[Some records]
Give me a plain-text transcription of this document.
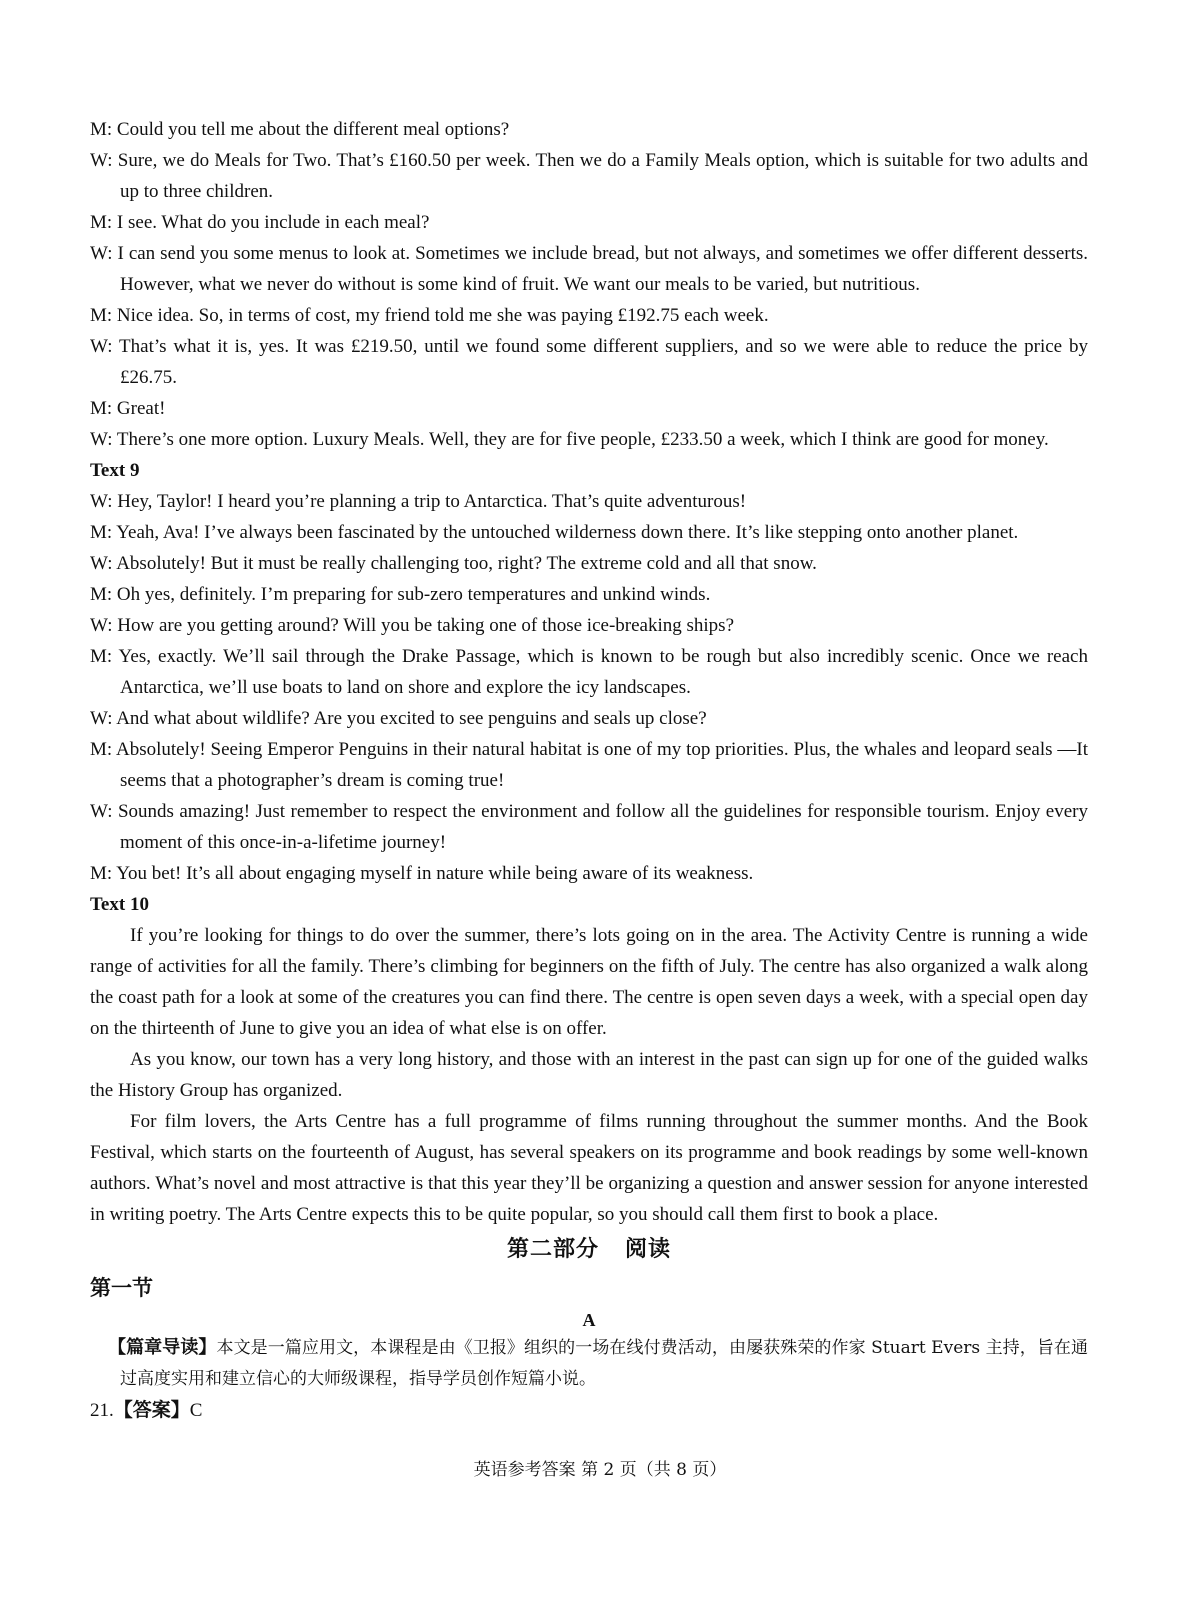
M: Could you tell me about the different meal options?

W: Sure, we do Meals for Two. That’s £160.50 per week. Then we do a Family Meals option, which is suitable for two adults and up to three children.

M: I see. What do you include in each meal?

W: I can send you some menus to look at. Sometimes we include bread, but not always, and sometimes we offer different desserts. However, what we never do without is some kind of fruit. We want our meals to be varied, but nutritious.

M: Nice idea. So, in terms of cost, my friend told me she was paying £192.75 each week.

W: That’s what it is, yes. It was £219.50, until we found some different suppliers, and so we were able to reduce the price by £26.75.

M: Great!

W: There’s one more option. Luxury Meals. Well, they are for five people, £233.50 a week, which I think are good for money.

Text 9

W: Hey, Taylor! I heard you’re planning a trip to Antarctica. That’s quite adventurous!

M: Yeah, Ava! I’ve always been fascinated by the untouched wilderness down there. It’s like stepping onto another planet.

W: Absolutely! But it must be really challenging too, right? The extreme cold and all that snow.

M: Oh yes, definitely. I’m preparing for sub-zero temperatures and unkind winds.

W: How are you getting around? Will you be taking one of those ice-breaking ships?

M: Yes, exactly. We’ll sail through the Drake Passage, which is known to be rough but also incredibly scenic. Once we reach Antarctica, we’ll use boats to land on shore and explore the icy landscapes.

W: And what about wildlife? Are you excited to see penguins and seals up close?

M: Absolutely! Seeing Emperor Penguins in their natural habitat is one of my top priorities. Plus, the whales and leopard seals —It seems that a photographer’s dream is coming true!

W: Sounds amazing! Just remember to respect the environment and follow all the guidelines for responsible tourism. Enjoy every moment of this once-in-a-lifetime journey!

M: You bet! It’s all about engaging myself in nature while being aware of its weakness.

Text 10

If you’re looking for things to do over the summer, there’s lots going on in the area. The Activity Centre is running a wide range of activities for all the family. There’s climbing for beginners on the fifth of July. The centre has also organized a walk along the coast path for a look at some of the creatures you can find there. The centre is open seven days a week, with a special open day on the thirteenth of June to give you an idea of what else is on offer.

As you know, our town has a very long history, and those with an interest in the past can sign up for one of the guided walks the History Group has organized.

For film lovers, the Arts Centre has a full programme of films running throughout the summer months. And the Book Festival, which starts on the fourteenth of August, has several speakers on its programme and book readings by some well-known authors. What’s novel and most attractive is that this year they’ll be organizing a question and answer session for anyone interested in writing poetry. The Arts Centre expects this to be quite popular, so you should call them first to book a place.

第二部分 阅读
第一节
A
【篇章导读】本文是一篇应用文，本课程是由《卫报》组织的一场在线付费活动，由屡获殊荣的作家 Stuart Evers 主持，旨在通过高度实用和建立信心的大师级课程，指导学员创作短篇小说。
21.【答案】C
英语参考答案 第 2 页（共 8 页）
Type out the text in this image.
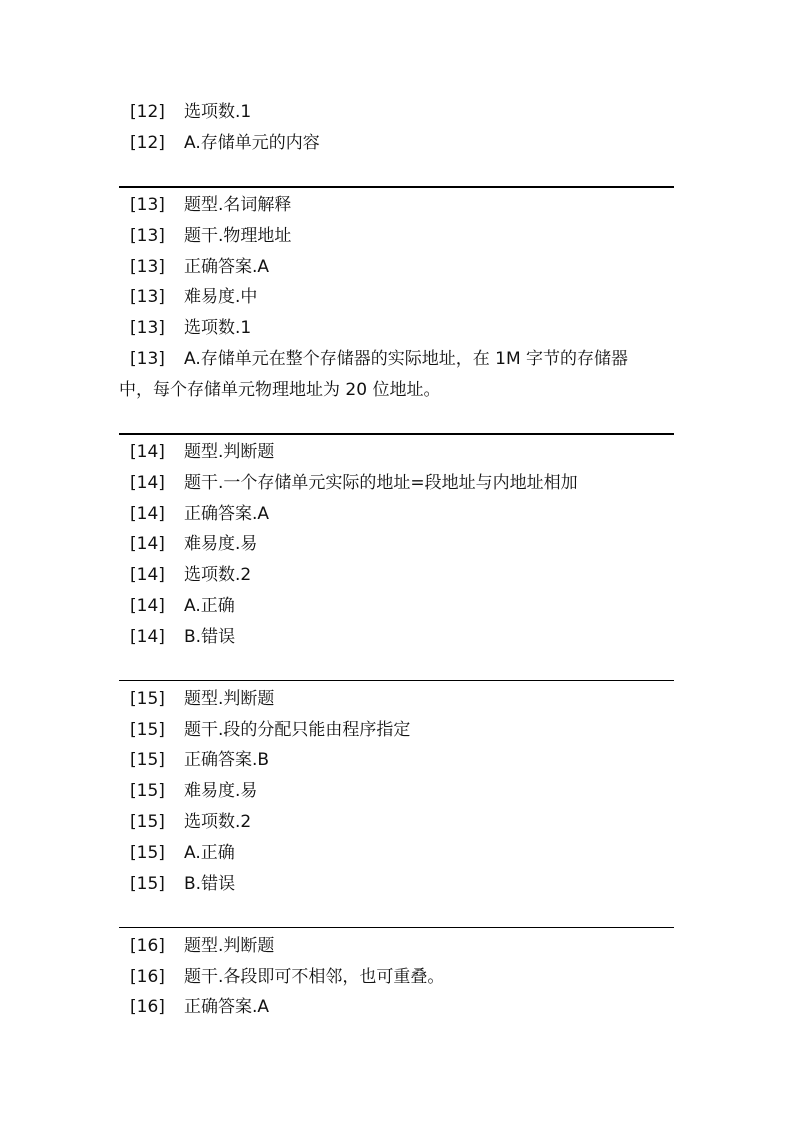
[12] 选项数.1
[12] A.存储单元的内容
[13] 题型.名词解释
[13] 题干.物理地址
[13] 正确答案.A
[13] 难易度.中
[13] 选项数.1
[13] A.存储单元在整个存储器的实际地址，在 1M 字节的存储器
中，每个存储单元物理地址为 20 位地址。
[14] 题型.判断题
[14] 题干.一个存储单元实际的地址=段地址与内地址相加
[14] 正确答案.A
[14] 难易度.易
[14] 选项数.2
[14] A.正确
[14] B.错误
[15] 题型.判断题
[15] 题干.段的分配只能由程序指定
[15] 正确答案.B
[15] 难易度.易
[15] 选项数.2
[15] A.正确
[15] B.错误
[16] 题型.判断题
[16] 题干.各段即可不相邻，也可重叠。
[16] 正确答案.A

Given instruction:
Identify the lines in the entries above that contain "those", then copy them out.

Answer in full:
W: How are you getting around? Will you be taking one of those ice-breaking ships?
As you know, our town has a very long history, and those with an interest in the past can sign up for one of the guided walks the History Group has organized.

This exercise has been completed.